### Provided records
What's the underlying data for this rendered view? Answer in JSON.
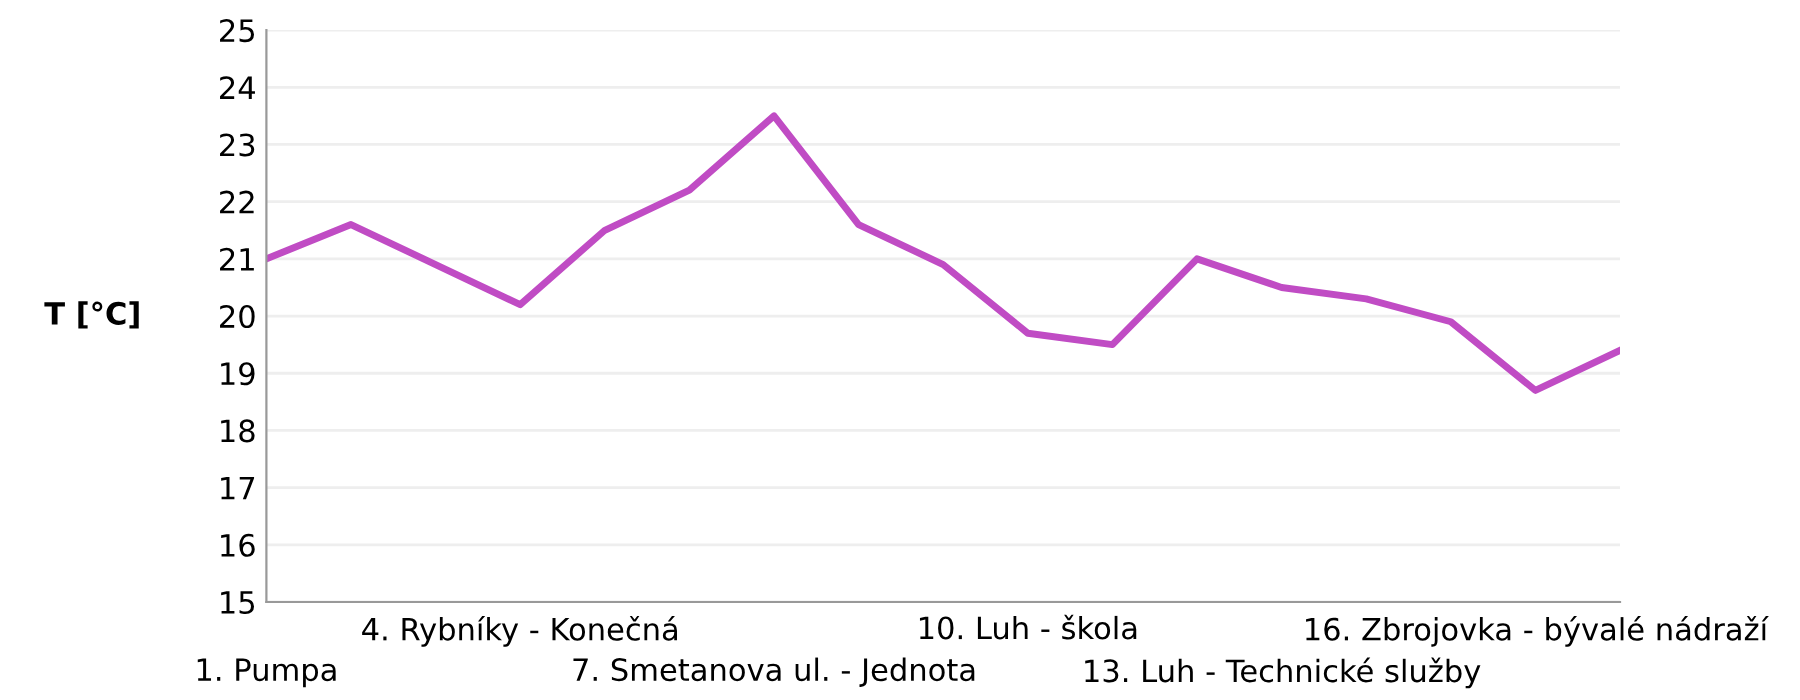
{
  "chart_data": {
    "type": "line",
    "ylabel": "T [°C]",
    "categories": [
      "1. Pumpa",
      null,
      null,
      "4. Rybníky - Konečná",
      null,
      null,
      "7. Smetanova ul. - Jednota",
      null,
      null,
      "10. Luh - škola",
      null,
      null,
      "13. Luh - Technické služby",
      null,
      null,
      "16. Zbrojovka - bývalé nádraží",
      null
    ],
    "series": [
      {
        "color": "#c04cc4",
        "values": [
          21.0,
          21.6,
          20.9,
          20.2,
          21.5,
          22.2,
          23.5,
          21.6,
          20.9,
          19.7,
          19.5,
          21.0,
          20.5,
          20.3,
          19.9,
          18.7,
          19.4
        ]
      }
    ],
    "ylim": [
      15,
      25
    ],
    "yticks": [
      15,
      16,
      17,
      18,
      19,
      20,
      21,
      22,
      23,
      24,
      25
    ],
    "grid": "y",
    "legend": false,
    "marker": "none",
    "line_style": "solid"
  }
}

### Your objective
Quote every line of the records above exactly; no picture is to be copied.

### Response
What's the underlying data for this rendered view? Answer in JSON.
{
  "chart_data": {
    "type": "line",
    "ylabel": "T [°C]",
    "categories": [
      "1. Pumpa",
      null,
      null,
      "4. Rybníky - Konečná",
      null,
      null,
      "7. Smetanova ul. - Jednota",
      null,
      null,
      "10. Luh - škola",
      null,
      null,
      "13. Luh - Technické služby",
      null,
      null,
      "16. Zbrojovka - bývalé nádraží",
      null
    ],
    "series": [
      {
        "color": "#c04cc4",
        "values": [
          21.0,
          21.6,
          20.9,
          20.2,
          21.5,
          22.2,
          23.5,
          21.6,
          20.9,
          19.7,
          19.5,
          21.0,
          20.5,
          20.3,
          19.9,
          18.7,
          19.4
        ]
      }
    ],
    "ylim": [
      15,
      25
    ],
    "yticks": [
      15,
      16,
      17,
      18,
      19,
      20,
      21,
      22,
      23,
      24,
      25
    ],
    "grid": "y",
    "legend": false,
    "marker": "none",
    "line_style": "solid"
  }
}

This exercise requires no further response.